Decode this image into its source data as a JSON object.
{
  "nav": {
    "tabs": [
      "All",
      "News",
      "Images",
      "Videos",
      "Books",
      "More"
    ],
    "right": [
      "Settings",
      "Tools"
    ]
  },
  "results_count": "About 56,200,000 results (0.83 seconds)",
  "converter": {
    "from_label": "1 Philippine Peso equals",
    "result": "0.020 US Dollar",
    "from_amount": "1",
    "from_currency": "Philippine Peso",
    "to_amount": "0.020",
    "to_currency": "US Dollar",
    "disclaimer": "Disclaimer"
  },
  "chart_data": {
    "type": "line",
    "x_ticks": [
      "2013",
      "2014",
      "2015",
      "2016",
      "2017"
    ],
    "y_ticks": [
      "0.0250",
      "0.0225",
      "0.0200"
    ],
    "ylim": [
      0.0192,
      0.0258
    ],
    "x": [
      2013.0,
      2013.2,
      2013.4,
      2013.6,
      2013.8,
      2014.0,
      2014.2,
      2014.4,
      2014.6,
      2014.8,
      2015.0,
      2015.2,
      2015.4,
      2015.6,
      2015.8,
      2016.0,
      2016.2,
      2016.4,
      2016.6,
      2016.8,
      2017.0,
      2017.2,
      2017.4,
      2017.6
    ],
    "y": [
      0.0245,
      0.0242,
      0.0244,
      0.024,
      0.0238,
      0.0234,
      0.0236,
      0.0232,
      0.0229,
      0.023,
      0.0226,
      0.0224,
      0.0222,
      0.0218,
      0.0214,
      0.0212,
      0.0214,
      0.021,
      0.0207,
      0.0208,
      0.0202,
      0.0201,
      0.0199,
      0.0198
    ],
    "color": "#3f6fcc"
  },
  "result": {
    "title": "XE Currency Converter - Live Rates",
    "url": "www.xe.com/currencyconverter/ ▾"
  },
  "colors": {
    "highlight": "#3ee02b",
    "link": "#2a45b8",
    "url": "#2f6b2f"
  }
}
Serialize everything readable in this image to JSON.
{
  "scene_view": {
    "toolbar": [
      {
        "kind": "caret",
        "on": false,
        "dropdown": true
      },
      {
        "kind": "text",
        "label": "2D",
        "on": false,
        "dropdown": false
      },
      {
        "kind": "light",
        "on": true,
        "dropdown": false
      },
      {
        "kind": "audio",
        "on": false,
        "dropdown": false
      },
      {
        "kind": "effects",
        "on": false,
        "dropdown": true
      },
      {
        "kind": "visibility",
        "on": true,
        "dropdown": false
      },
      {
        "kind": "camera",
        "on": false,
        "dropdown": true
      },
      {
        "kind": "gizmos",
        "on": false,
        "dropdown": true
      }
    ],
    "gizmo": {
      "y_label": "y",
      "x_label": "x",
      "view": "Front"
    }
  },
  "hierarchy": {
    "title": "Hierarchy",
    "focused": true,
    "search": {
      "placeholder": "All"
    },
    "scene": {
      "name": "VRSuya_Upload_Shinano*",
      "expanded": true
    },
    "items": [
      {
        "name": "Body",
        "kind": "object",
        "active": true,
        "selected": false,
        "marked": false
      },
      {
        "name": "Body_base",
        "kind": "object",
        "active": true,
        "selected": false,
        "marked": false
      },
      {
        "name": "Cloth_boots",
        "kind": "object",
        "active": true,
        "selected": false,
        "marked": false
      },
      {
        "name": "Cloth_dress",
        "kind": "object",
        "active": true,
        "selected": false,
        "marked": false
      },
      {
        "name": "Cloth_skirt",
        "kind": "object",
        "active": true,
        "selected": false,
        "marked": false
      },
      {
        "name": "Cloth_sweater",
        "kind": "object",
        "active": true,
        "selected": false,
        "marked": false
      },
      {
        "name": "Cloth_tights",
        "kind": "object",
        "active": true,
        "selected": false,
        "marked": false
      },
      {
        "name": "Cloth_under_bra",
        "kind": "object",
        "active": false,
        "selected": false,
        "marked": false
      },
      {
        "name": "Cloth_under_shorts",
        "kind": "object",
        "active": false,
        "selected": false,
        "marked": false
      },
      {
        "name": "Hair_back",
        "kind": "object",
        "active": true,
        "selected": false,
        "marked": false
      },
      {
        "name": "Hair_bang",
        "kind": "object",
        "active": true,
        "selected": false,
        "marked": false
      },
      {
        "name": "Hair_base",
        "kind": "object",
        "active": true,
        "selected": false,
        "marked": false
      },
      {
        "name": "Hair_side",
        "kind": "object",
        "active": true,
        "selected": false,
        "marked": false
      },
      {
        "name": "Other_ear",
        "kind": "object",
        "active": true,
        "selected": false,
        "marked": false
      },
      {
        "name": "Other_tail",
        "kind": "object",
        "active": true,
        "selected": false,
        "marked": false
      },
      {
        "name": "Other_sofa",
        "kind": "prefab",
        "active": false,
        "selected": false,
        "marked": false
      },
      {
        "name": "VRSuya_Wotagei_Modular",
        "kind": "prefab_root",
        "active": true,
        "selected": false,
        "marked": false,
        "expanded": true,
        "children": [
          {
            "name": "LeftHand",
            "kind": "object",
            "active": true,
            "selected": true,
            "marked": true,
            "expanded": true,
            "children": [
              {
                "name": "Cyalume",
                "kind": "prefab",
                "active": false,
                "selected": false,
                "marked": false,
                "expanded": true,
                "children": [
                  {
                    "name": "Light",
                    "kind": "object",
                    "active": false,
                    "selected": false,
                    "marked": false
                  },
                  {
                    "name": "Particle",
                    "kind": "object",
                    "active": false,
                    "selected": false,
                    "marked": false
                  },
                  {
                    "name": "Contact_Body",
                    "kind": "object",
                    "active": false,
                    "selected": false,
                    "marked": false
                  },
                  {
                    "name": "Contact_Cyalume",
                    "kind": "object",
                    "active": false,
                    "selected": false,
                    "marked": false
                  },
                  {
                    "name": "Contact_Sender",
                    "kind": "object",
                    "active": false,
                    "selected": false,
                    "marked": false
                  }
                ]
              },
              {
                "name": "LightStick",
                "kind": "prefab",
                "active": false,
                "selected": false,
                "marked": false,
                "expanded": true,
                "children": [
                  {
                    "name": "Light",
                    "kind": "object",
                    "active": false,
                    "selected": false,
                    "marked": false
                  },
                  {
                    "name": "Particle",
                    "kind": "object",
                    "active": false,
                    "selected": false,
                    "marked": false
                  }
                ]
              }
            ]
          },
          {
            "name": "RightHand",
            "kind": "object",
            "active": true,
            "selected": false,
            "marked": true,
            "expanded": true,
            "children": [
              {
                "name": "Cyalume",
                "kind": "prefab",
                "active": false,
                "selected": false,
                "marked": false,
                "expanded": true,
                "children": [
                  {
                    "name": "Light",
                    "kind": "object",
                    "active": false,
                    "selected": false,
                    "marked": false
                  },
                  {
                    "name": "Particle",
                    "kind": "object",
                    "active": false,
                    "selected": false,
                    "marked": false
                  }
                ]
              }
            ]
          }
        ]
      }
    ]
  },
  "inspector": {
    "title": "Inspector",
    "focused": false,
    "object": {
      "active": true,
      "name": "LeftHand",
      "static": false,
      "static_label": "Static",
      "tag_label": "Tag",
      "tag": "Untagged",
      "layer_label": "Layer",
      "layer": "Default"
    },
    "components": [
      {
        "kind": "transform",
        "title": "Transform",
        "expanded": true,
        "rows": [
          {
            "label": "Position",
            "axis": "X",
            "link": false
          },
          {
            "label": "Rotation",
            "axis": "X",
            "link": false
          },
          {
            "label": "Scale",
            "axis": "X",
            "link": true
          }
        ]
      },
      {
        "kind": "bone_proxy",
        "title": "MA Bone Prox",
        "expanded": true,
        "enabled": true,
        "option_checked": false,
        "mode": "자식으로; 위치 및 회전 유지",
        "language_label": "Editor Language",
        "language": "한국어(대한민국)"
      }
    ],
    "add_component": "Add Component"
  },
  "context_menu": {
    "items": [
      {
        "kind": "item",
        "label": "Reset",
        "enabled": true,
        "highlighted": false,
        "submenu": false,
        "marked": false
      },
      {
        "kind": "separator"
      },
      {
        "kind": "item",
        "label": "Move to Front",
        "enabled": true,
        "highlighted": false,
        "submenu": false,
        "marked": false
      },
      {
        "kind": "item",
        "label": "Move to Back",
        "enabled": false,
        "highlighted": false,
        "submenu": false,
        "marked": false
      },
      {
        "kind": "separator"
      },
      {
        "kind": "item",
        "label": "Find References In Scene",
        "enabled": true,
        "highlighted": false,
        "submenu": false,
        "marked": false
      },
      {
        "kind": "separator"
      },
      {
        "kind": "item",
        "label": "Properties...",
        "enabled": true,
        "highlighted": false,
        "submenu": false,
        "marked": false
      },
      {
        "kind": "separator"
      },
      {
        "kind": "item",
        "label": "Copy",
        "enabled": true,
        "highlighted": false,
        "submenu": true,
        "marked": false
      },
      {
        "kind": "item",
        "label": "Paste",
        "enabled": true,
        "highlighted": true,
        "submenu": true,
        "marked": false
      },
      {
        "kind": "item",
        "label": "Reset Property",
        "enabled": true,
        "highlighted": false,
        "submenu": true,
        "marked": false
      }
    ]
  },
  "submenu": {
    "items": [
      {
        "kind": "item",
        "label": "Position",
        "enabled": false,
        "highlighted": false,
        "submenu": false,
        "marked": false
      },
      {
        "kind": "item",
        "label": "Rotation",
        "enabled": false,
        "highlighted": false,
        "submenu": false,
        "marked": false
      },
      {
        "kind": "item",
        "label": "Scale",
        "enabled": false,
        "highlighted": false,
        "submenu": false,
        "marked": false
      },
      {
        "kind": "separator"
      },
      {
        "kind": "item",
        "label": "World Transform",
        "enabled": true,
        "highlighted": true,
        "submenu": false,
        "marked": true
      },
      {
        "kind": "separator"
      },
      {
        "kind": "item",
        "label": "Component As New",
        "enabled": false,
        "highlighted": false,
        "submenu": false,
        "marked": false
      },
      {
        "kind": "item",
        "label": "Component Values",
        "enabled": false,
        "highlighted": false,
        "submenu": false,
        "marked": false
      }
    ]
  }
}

──────

**Written instruction:** Show all lines above holding "JSON".

**Written solution:**
Decode this image into its source data as a JSON object.
Serialize everything readable in this image to JSON.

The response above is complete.